▸ **TO DO**: Omit the pictures, then reproduce every remaining record exactly.

— START LISTING —

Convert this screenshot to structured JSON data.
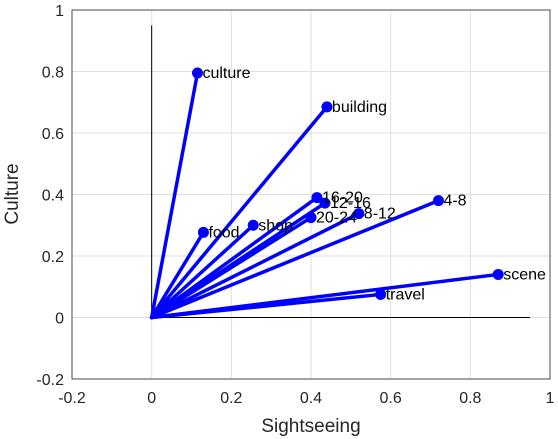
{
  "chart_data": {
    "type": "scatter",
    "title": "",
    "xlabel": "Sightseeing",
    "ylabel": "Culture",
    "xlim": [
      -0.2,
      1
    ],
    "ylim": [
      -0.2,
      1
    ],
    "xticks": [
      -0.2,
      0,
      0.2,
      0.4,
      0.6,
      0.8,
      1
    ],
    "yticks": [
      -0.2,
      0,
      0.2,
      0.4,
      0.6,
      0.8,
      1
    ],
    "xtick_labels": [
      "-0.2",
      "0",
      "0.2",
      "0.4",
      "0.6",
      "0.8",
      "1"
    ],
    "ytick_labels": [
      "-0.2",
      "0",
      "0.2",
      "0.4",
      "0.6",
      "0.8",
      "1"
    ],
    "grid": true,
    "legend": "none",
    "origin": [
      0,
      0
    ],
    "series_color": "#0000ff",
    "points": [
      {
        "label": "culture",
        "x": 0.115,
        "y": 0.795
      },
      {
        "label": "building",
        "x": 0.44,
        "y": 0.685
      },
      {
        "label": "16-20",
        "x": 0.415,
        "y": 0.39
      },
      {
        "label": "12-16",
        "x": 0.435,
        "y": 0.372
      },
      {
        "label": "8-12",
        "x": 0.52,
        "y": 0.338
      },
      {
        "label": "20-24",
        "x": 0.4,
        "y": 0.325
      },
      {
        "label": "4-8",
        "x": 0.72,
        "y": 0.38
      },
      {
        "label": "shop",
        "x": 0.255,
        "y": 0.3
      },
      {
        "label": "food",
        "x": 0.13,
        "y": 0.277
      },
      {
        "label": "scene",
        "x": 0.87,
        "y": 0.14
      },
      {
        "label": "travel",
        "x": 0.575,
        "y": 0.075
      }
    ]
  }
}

— END LISTING —

▸ **REPLY**:
Convert this screenshot to structured JSON data.
{
  "chart_data": {
    "type": "scatter",
    "title": "",
    "xlabel": "Sightseeing",
    "ylabel": "Culture",
    "xlim": [
      -0.2,
      1
    ],
    "ylim": [
      -0.2,
      1
    ],
    "xticks": [
      -0.2,
      0,
      0.2,
      0.4,
      0.6,
      0.8,
      1
    ],
    "yticks": [
      -0.2,
      0,
      0.2,
      0.4,
      0.6,
      0.8,
      1
    ],
    "xtick_labels": [
      "-0.2",
      "0",
      "0.2",
      "0.4",
      "0.6",
      "0.8",
      "1"
    ],
    "ytick_labels": [
      "-0.2",
      "0",
      "0.2",
      "0.4",
      "0.6",
      "0.8",
      "1"
    ],
    "grid": true,
    "legend": "none",
    "origin": [
      0,
      0
    ],
    "series_color": "#0000ff",
    "points": [
      {
        "label": "culture",
        "x": 0.115,
        "y": 0.795
      },
      {
        "label": "building",
        "x": 0.44,
        "y": 0.685
      },
      {
        "label": "16-20",
        "x": 0.415,
        "y": 0.39
      },
      {
        "label": "12-16",
        "x": 0.435,
        "y": 0.372
      },
      {
        "label": "8-12",
        "x": 0.52,
        "y": 0.338
      },
      {
        "label": "20-24",
        "x": 0.4,
        "y": 0.325
      },
      {
        "label": "4-8",
        "x": 0.72,
        "y": 0.38
      },
      {
        "label": "shop",
        "x": 0.255,
        "y": 0.3
      },
      {
        "label": "food",
        "x": 0.13,
        "y": 0.277
      },
      {
        "label": "scene",
        "x": 0.87,
        "y": 0.14
      },
      {
        "label": "travel",
        "x": 0.575,
        "y": 0.075
      }
    ]
  }
}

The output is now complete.